→ **Raw records**:
•••

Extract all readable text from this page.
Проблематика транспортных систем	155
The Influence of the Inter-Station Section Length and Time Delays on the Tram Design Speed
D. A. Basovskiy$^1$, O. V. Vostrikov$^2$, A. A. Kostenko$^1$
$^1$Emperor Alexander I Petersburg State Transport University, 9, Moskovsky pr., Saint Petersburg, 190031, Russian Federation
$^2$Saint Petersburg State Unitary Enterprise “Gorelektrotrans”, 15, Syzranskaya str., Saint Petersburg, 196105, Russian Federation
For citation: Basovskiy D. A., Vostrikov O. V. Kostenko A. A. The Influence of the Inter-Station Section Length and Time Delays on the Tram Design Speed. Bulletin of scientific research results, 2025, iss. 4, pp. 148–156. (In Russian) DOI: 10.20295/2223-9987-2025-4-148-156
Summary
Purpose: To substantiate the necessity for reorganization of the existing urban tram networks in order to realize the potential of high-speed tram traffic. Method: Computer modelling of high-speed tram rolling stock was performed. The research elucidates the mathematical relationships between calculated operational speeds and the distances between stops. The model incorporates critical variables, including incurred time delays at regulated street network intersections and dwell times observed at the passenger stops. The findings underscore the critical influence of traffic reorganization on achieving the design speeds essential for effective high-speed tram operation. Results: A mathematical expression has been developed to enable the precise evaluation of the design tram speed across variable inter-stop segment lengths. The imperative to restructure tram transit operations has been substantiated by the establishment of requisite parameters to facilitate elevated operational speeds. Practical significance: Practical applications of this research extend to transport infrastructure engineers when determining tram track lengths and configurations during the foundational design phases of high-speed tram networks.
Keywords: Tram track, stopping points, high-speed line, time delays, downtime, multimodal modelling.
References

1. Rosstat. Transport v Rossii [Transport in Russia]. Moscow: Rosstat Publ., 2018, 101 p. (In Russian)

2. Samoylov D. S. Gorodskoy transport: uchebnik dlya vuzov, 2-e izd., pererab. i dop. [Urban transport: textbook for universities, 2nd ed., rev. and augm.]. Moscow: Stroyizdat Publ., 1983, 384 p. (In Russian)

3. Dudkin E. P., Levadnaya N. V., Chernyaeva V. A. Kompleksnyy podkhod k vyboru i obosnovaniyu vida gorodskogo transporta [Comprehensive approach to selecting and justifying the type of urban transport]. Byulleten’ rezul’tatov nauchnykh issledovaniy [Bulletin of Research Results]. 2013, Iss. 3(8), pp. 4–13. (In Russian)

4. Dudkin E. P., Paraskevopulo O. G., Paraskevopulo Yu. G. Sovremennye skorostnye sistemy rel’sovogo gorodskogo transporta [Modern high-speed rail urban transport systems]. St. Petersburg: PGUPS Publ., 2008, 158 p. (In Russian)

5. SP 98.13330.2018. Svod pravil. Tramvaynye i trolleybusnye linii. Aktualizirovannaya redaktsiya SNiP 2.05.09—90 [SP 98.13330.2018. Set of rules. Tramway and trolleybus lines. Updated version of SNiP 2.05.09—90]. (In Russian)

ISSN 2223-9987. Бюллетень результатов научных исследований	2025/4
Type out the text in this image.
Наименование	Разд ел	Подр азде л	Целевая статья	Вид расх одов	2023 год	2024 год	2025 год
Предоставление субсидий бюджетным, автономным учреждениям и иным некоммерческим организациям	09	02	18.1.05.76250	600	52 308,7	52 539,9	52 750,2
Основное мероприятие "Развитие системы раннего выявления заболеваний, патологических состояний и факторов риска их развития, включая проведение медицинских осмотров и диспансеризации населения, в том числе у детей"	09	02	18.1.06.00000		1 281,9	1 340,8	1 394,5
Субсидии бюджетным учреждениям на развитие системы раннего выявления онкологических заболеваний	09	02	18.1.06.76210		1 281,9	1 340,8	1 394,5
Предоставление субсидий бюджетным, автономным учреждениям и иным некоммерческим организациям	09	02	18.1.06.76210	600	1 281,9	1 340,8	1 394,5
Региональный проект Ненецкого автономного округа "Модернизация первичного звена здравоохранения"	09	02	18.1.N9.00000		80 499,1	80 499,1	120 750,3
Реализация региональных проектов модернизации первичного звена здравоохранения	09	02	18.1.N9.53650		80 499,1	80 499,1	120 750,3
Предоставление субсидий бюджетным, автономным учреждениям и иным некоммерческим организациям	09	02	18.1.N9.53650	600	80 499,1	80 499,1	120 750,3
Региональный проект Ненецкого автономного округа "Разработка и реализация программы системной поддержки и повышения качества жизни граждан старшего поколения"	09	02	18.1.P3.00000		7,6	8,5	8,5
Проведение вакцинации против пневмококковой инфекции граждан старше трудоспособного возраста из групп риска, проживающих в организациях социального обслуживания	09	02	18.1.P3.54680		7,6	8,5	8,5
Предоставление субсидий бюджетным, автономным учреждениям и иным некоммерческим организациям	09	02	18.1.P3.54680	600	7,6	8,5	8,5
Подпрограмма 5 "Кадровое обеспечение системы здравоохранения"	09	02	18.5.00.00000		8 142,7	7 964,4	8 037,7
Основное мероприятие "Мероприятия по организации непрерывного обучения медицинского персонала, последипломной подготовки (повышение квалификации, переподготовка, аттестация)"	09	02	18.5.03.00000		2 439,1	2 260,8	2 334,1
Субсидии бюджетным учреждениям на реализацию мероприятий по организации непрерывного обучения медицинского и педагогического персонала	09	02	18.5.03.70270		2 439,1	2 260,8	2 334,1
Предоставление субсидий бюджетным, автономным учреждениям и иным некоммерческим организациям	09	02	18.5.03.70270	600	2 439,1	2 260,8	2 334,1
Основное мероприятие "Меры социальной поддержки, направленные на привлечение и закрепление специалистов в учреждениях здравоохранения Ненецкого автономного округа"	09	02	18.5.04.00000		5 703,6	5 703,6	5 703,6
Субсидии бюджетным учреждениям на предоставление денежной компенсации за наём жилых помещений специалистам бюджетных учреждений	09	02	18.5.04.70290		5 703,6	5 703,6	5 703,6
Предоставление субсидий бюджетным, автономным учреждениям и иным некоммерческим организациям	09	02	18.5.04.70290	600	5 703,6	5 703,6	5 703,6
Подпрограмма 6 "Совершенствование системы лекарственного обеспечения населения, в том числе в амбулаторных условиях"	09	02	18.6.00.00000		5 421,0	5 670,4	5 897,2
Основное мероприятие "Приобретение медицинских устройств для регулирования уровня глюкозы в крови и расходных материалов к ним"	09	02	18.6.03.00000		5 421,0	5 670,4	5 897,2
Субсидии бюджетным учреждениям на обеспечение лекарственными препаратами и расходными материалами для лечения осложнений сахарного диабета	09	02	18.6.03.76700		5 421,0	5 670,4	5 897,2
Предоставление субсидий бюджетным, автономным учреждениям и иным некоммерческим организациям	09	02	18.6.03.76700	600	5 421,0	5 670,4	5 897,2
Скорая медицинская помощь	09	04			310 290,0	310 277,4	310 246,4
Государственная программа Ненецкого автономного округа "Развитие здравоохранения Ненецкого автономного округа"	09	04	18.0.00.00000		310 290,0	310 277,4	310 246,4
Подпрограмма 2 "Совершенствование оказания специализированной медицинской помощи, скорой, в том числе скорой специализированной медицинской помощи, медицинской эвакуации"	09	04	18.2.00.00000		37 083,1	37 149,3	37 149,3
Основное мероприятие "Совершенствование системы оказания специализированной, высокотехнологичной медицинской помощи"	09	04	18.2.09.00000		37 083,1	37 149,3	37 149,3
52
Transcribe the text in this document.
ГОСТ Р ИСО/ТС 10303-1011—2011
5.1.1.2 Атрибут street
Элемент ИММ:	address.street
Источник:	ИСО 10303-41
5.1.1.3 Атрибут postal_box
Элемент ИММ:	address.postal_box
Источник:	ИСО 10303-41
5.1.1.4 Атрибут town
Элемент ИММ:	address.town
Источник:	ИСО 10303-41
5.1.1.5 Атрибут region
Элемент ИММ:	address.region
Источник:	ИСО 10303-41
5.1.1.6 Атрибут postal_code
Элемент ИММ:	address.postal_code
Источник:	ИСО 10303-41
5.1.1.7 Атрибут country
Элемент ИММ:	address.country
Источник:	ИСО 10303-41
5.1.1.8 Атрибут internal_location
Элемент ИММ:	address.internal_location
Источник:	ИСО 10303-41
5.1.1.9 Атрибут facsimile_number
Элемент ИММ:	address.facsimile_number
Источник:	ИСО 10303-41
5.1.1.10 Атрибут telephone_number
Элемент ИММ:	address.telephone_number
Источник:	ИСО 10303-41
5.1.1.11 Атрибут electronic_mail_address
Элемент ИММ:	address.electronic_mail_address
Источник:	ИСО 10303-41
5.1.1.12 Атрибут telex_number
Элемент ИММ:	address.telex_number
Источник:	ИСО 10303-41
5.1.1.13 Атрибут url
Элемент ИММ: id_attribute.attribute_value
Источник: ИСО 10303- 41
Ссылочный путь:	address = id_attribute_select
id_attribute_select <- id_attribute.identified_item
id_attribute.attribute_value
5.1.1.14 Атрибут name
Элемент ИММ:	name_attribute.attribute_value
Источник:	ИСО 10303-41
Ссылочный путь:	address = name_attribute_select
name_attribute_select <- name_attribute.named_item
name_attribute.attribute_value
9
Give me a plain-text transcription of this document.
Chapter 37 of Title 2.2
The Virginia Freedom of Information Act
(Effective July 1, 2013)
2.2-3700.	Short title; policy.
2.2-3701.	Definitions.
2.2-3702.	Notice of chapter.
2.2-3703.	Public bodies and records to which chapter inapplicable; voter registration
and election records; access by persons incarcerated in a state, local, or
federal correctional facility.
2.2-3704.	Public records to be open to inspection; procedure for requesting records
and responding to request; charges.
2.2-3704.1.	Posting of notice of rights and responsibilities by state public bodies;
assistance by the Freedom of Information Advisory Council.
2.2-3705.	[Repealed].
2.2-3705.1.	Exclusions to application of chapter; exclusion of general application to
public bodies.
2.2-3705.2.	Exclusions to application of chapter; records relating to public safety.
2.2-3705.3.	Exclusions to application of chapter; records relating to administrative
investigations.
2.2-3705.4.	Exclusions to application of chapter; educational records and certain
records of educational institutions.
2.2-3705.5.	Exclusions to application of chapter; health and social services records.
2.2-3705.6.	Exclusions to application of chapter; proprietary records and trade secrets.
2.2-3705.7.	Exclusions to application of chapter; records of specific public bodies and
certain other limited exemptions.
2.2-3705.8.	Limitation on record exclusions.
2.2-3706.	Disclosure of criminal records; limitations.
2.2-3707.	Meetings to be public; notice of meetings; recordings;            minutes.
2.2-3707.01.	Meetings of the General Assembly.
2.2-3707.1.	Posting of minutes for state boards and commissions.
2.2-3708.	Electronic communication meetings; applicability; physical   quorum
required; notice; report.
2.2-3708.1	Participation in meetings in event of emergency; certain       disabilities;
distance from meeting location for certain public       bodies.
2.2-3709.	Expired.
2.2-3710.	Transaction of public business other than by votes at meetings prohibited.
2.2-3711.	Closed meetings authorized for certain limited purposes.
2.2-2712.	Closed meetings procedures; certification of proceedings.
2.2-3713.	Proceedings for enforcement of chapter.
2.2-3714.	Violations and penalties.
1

•••

→ **AIM**: Go through the listing above line by line and say how many lines hold the word "медицинского". Reply with that number only.

→ **TASK RESULT**: 2